## What is expected
Write down every entry below once more, exactly.

━━━━━ Material provided

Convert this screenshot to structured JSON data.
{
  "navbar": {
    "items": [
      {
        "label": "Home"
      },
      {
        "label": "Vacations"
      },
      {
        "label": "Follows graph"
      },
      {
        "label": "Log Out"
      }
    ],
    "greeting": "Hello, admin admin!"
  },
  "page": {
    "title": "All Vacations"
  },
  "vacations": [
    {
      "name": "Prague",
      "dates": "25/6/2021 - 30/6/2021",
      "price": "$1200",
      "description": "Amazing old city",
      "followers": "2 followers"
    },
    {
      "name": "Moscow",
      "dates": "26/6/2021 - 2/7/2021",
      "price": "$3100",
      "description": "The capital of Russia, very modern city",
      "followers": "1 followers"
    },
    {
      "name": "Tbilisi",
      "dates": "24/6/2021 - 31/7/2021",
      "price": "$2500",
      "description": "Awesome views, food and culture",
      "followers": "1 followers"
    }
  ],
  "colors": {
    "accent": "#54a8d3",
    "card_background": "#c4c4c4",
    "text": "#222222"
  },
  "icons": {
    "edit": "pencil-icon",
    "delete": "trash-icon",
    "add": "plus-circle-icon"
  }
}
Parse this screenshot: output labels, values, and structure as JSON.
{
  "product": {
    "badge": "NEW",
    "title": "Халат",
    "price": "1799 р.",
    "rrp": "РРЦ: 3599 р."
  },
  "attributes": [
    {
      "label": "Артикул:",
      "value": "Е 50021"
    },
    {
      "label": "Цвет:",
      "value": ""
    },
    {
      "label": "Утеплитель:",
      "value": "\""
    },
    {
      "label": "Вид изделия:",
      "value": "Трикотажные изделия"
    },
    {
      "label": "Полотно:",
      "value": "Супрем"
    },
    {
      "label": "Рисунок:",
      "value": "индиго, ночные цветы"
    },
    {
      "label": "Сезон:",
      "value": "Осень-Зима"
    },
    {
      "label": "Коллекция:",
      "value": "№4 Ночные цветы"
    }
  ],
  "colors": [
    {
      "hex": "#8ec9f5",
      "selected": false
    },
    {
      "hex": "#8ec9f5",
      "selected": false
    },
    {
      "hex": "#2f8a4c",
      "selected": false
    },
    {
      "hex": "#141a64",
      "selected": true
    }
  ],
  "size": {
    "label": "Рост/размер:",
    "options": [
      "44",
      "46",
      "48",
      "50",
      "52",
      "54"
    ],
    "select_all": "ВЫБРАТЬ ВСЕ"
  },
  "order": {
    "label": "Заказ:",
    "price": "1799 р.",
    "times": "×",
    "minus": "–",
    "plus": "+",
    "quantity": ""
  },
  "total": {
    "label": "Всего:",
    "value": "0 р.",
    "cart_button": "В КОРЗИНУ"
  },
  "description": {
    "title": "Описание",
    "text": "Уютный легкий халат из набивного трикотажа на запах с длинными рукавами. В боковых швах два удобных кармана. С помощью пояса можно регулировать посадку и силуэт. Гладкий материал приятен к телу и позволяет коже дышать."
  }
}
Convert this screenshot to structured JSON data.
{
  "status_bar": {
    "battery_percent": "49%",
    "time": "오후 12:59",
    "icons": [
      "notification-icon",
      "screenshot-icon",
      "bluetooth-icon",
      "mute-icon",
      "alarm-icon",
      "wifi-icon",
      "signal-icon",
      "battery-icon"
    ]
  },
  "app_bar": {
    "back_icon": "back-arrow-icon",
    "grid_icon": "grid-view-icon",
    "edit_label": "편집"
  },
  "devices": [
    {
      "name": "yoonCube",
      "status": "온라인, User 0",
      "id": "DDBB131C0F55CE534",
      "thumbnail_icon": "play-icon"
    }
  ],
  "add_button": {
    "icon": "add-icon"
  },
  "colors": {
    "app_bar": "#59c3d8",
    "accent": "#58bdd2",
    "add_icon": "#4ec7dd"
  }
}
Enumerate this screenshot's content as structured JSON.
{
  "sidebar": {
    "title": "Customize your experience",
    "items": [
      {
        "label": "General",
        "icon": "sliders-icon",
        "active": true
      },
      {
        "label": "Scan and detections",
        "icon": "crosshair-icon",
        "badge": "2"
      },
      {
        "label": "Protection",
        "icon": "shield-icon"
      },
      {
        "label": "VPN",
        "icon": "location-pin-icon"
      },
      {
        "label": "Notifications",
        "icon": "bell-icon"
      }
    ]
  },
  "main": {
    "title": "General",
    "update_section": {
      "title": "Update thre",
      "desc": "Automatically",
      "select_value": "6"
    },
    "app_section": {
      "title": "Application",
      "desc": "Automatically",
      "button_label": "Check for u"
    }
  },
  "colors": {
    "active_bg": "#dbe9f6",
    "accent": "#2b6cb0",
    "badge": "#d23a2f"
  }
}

━━━━━━━━━━

## The output
Convert this screenshot to structured JSON data.
{
  "navbar": {
    "items": [
      {
        "label": "Home"
      },
      {
        "label": "Vacations"
      },
      {
        "label": "Follows graph"
      },
      {
        "label": "Log Out"
      }
    ],
    "greeting": "Hello, admin admin!"
  },
  "page": {
    "title": "All Vacations"
  },
  "vacations": [
    {
      "name": "Prague",
      "dates": "25/6/2021 - 30/6/2021",
      "price": "$1200",
      "description": "Amazing old city",
      "followers": "2 followers"
    },
    {
      "name": "Moscow",
      "dates": "26/6/2021 - 2/7/2021",
      "price": "$3100",
      "description": "The capital of Russia, very modern city",
      "followers": "1 followers"
    },
    {
      "name": "Tbilisi",
      "dates": "24/6/2021 - 31/7/2021",
      "price": "$2500",
      "description": "Awesome views, food and culture",
      "followers": "1 followers"
    }
  ],
  "colors": {
    "accent": "#54a8d3",
    "card_background": "#c4c4c4",
    "text": "#222222"
  },
  "icons": {
    "edit": "pencil-icon",
    "delete": "trash-icon",
    "add": "plus-circle-icon"
  }
}
Parse this screenshot: output labels, values, and structure as JSON.
{
  "product": {
    "badge": "NEW",
    "title": "Халат",
    "price": "1799 р.",
    "rrp": "РРЦ: 3599 р."
  },
  "attributes": [
    {
      "label": "Артикул:",
      "value": "Е 50021"
    },
    {
      "label": "Цвет:",
      "value": ""
    },
    {
      "label": "Утеплитель:",
      "value": "\""
    },
    {
      "label": "Вид изделия:",
      "value": "Трикотажные изделия"
    },
    {
      "label": "Полотно:",
      "value": "Супрем"
    },
    {
      "label": "Рисунок:",
      "value": "индиго, ночные цветы"
    },
    {
      "label": "Сезон:",
      "value": "Осень-Зима"
    },
    {
      "label": "Коллекция:",
      "value": "№4 Ночные цветы"
    }
  ],
  "colors": [
    {
      "hex": "#8ec9f5",
      "selected": false
    },
    {
      "hex": "#8ec9f5",
      "selected": false
    },
    {
      "hex": "#2f8a4c",
      "selected": false
    },
    {
      "hex": "#141a64",
      "selected": true
    }
  ],
  "size": {
    "label": "Рост/размер:",
    "options": [
      "44",
      "46",
      "48",
      "50",
      "52",
      "54"
    ],
    "select_all": "ВЫБРАТЬ ВСЕ"
  },
  "order": {
    "label": "Заказ:",
    "price": "1799 р.",
    "times": "×",
    "minus": "–",
    "plus": "+",
    "quantity": ""
  },
  "total": {
    "label": "Всего:",
    "value": "0 р.",
    "cart_button": "В КОРЗИНУ"
  },
  "description": {
    "title": "Описание",
    "text": "Уютный легкий халат из набивного трикотажа на запах с длинными рукавами. В боковых швах два удобных кармана. С помощью пояса можно регулировать посадку и силуэт. Гладкий материал приятен к телу и позволяет коже дышать."
  }
}
Convert this screenshot to structured JSON data.
{
  "status_bar": {
    "battery_percent": "49%",
    "time": "오후 12:59",
    "icons": [
      "notification-icon",
      "screenshot-icon",
      "bluetooth-icon",
      "mute-icon",
      "alarm-icon",
      "wifi-icon",
      "signal-icon",
      "battery-icon"
    ]
  },
  "app_bar": {
    "back_icon": "back-arrow-icon",
    "grid_icon": "grid-view-icon",
    "edit_label": "편집"
  },
  "devices": [
    {
      "name": "yoonCube",
      "status": "온라인, User 0",
      "id": "DDBB131C0F55CE534",
      "thumbnail_icon": "play-icon"
    }
  ],
  "add_button": {
    "icon": "add-icon"
  },
  "colors": {
    "app_bar": "#59c3d8",
    "accent": "#58bdd2",
    "add_icon": "#4ec7dd"
  }
}
Enumerate this screenshot's content as structured JSON.
{
  "sidebar": {
    "title": "Customize your experience",
    "items": [
      {
        "label": "General",
        "icon": "sliders-icon",
        "active": true
      },
      {
        "label": "Scan and detections",
        "icon": "crosshair-icon",
        "badge": "2"
      },
      {
        "label": "Protection",
        "icon": "shield-icon"
      },
      {
        "label": "VPN",
        "icon": "location-pin-icon"
      },
      {
        "label": "Notifications",
        "icon": "bell-icon"
      }
    ]
  },
  "main": {
    "title": "General",
    "update_section": {
      "title": "Update thre",
      "desc": "Automatically",
      "select_value": "6"
    },
    "app_section": {
      "title": "Application",
      "desc": "Automatically",
      "button_label": "Check for u"
    }
  },
  "colors": {
    "active_bg": "#dbe9f6",
    "accent": "#2b6cb0",
    "badge": "#d23a2f"
  }
}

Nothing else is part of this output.